Work to do:
Scan the material below for the string "What", and copy every line where it shows up.

Supplied entries:

START

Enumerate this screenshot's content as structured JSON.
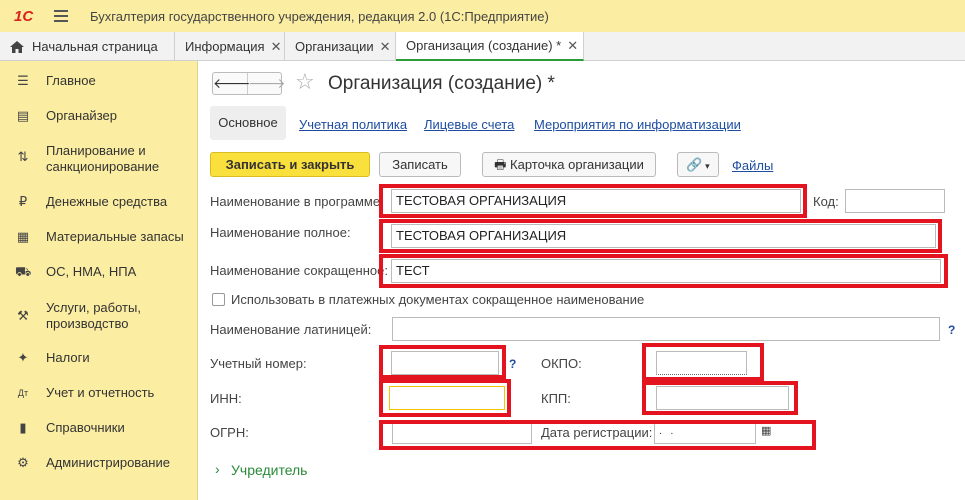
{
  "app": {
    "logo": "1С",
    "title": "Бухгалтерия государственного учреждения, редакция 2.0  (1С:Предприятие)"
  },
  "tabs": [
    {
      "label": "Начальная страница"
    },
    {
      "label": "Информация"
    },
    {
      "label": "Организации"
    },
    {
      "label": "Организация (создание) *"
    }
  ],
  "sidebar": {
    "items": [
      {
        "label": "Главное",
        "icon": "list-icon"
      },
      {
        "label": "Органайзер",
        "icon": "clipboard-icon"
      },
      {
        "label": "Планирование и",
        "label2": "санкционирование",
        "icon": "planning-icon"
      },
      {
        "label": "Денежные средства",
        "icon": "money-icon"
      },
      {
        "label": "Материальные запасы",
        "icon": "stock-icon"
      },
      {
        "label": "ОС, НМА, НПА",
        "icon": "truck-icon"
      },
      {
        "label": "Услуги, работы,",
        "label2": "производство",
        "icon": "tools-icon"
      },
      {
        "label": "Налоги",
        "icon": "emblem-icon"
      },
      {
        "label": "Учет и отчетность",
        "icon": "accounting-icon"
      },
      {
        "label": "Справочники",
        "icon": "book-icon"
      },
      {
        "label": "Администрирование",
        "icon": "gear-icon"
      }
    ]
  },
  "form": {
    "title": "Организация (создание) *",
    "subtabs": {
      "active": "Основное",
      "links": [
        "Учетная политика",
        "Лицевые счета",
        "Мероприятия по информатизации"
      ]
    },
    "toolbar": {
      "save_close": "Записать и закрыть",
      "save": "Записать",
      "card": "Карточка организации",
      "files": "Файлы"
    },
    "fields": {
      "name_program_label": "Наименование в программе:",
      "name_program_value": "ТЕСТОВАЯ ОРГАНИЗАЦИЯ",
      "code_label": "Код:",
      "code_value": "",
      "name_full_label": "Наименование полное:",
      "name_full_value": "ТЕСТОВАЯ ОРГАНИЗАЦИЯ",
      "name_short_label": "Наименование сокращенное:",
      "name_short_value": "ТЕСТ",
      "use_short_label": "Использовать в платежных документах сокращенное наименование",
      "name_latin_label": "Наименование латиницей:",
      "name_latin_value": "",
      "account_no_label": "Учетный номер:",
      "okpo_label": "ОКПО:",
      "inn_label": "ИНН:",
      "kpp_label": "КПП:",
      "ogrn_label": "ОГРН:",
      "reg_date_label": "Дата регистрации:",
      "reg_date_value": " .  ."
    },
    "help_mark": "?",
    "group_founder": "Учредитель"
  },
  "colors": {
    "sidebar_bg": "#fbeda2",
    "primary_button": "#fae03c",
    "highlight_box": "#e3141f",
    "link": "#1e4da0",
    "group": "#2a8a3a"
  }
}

END
START

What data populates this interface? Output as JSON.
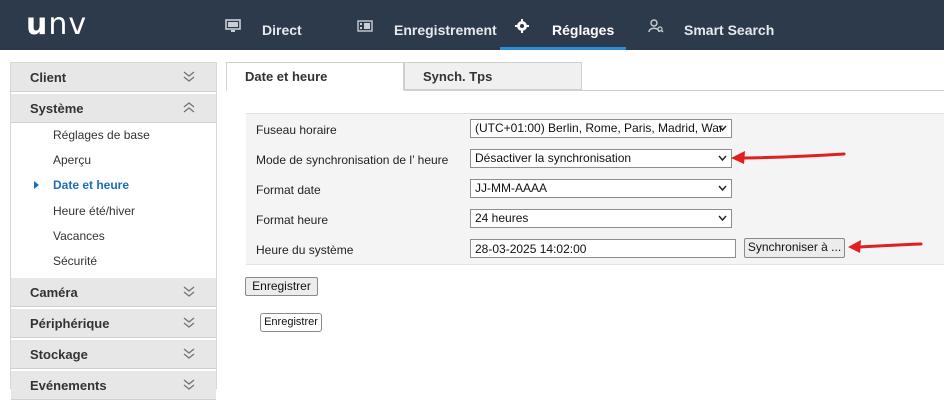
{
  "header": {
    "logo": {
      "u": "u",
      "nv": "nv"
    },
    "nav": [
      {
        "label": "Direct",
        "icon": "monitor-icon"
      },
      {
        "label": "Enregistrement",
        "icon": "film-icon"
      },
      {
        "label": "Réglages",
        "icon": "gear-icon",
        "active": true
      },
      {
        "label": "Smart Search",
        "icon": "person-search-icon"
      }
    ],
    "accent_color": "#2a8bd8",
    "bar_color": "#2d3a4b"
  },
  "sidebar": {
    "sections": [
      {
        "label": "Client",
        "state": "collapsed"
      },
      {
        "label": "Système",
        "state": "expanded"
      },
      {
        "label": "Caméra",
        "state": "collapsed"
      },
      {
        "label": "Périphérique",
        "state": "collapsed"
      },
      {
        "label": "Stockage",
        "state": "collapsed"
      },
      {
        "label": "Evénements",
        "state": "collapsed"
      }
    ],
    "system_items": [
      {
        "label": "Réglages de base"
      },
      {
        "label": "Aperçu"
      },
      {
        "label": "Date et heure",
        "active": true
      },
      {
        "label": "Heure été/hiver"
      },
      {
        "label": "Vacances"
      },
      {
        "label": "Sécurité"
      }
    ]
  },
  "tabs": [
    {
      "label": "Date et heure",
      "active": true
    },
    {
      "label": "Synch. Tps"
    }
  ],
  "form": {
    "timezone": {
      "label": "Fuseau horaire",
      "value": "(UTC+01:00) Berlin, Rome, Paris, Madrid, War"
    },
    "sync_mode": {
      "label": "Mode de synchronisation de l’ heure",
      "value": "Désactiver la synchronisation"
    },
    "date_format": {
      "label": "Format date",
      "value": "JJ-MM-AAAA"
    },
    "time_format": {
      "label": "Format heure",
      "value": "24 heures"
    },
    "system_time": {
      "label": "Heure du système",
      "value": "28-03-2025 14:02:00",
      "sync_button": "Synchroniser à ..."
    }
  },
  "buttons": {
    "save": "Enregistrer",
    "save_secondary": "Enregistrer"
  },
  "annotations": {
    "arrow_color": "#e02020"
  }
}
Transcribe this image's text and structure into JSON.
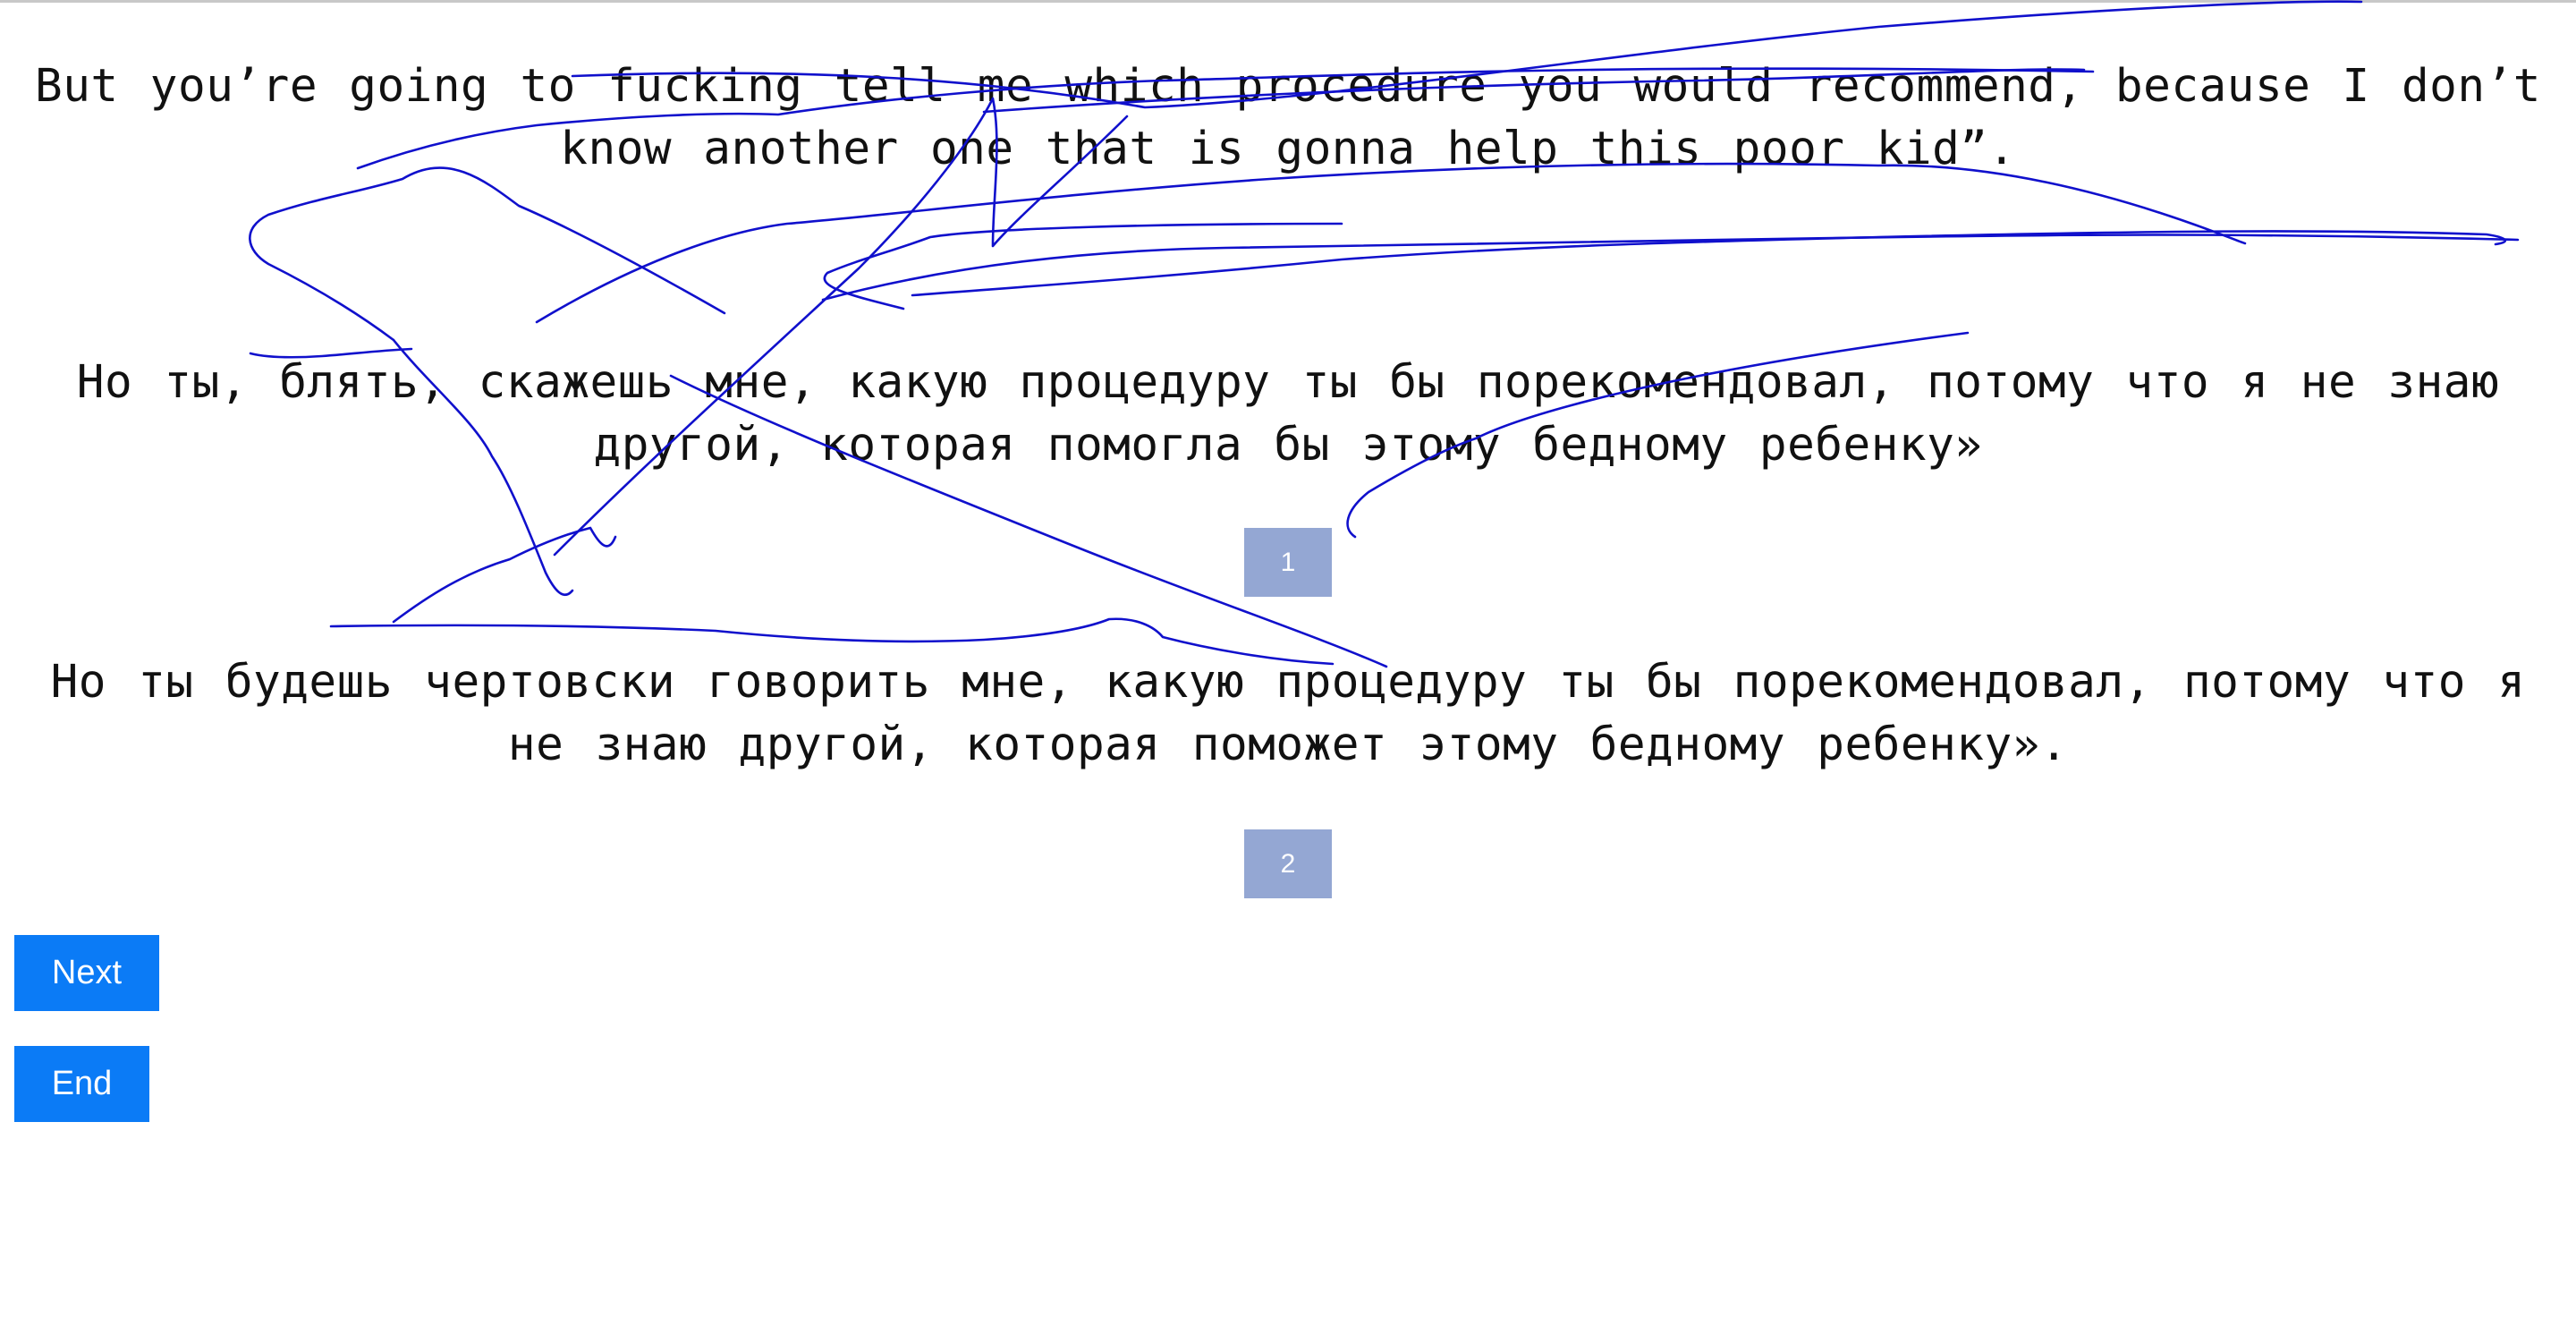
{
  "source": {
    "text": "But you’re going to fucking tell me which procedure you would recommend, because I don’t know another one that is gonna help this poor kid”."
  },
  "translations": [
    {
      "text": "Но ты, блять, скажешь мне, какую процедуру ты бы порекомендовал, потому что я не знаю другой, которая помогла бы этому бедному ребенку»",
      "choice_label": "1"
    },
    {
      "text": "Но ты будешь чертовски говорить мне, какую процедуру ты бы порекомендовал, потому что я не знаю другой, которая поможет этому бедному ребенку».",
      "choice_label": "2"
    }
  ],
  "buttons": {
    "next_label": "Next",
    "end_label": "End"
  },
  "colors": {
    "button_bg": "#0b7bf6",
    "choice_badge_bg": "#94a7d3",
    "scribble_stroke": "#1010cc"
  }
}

END
START

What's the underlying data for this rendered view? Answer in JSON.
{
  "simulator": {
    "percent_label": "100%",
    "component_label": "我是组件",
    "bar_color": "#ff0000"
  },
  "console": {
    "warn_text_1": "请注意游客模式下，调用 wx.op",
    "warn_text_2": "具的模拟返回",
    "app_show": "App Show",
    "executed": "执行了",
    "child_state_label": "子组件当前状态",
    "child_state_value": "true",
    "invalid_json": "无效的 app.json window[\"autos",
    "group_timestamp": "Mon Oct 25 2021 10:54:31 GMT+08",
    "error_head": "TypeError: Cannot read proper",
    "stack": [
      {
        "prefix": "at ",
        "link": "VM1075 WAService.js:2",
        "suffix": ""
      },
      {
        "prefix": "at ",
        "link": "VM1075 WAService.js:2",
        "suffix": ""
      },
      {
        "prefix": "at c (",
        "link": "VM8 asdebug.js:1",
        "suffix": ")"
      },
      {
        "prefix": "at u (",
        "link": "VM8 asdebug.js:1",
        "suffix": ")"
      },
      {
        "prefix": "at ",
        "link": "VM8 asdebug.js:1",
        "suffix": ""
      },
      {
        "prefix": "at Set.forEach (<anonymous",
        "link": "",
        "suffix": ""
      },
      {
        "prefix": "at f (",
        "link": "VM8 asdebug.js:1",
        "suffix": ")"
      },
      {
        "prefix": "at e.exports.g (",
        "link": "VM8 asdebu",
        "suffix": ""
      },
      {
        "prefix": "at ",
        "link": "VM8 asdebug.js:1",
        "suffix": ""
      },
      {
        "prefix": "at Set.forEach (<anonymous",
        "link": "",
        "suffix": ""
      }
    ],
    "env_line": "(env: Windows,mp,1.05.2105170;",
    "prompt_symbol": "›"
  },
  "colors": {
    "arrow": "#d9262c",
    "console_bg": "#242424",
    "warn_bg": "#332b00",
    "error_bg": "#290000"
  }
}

END

Written response:
What data populates this interface? Output as JSON.
What's the underlying data for this rendered view? Answer in JSON.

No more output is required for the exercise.